→ EXERCISE TASK: Check every line of the data below for the string "COATS", and copy the ones that hold it.

→ PROVIDED ENTRIES:

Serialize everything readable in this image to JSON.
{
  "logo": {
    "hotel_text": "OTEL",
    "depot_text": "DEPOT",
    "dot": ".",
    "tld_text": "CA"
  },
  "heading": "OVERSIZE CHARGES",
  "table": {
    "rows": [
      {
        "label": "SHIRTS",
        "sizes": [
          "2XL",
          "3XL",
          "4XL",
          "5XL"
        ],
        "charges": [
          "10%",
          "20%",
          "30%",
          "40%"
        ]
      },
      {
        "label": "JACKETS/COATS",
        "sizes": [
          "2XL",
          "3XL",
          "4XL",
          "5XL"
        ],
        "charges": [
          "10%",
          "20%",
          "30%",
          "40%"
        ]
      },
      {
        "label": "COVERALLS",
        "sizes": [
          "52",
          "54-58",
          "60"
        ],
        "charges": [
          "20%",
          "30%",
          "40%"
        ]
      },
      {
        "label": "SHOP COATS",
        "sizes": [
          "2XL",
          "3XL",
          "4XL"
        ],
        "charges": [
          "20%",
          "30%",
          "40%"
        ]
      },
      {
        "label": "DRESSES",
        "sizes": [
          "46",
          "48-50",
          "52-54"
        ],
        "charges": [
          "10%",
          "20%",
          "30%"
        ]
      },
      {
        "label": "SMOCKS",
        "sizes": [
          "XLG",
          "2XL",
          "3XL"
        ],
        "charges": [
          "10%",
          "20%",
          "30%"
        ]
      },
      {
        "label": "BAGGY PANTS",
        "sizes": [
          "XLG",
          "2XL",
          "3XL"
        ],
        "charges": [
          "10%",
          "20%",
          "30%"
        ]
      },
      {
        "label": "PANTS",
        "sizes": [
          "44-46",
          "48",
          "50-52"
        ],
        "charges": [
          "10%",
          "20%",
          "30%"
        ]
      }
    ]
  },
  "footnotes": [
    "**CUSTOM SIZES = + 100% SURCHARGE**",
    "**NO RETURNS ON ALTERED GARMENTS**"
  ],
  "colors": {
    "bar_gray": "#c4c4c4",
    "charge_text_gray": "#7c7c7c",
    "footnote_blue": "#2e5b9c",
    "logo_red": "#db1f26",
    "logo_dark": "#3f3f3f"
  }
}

→ SOLVED EXERCISE:
        "label": "JACKETS/COATS",
        "label": "SHOP COATS",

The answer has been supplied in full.